Task details: Return all lines below containing the word "Introduction".

─── Provided records

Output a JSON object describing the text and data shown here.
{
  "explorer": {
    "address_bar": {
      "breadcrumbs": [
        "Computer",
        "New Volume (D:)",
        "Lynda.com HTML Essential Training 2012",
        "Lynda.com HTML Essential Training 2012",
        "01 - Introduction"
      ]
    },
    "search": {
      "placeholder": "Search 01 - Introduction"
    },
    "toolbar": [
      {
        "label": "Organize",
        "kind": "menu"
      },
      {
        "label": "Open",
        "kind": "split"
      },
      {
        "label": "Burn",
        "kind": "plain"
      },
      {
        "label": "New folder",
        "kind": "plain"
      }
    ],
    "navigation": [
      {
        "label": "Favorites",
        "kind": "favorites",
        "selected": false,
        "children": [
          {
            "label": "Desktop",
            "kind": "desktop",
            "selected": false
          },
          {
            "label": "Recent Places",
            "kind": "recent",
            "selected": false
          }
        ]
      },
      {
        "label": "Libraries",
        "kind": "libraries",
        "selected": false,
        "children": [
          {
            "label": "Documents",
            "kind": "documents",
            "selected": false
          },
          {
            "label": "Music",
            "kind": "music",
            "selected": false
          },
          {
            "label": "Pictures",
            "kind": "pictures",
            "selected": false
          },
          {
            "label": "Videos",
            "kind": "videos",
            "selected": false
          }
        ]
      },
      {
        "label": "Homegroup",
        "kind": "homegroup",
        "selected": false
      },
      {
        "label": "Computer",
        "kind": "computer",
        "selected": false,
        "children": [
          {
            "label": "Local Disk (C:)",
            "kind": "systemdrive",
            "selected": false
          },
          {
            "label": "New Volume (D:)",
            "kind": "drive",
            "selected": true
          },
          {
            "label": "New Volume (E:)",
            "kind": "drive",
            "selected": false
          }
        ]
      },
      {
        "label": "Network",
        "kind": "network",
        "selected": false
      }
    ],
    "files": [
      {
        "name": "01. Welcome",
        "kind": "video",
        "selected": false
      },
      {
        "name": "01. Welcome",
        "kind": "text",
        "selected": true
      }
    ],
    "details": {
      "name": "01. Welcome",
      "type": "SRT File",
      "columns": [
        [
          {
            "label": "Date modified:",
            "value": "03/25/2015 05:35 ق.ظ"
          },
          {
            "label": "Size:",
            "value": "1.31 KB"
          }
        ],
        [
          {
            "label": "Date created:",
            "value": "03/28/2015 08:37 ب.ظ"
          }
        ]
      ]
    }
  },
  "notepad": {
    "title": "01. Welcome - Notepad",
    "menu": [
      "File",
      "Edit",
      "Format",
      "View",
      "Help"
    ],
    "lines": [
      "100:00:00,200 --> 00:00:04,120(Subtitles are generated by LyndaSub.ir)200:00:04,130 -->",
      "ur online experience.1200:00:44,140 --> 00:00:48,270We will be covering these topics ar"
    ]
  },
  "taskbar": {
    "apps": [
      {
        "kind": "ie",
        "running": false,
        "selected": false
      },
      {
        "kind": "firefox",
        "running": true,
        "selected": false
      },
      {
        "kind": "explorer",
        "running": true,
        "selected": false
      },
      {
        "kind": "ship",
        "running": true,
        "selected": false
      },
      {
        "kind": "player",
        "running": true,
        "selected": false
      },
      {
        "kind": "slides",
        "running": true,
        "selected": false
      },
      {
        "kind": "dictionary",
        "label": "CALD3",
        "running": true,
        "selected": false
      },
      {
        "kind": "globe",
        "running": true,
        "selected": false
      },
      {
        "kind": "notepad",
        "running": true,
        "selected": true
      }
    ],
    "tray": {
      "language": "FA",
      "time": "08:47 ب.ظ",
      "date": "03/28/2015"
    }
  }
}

──────

Finished exercise:
        "01 - Introduction"
      "placeholder": "Search 01 - Introduction"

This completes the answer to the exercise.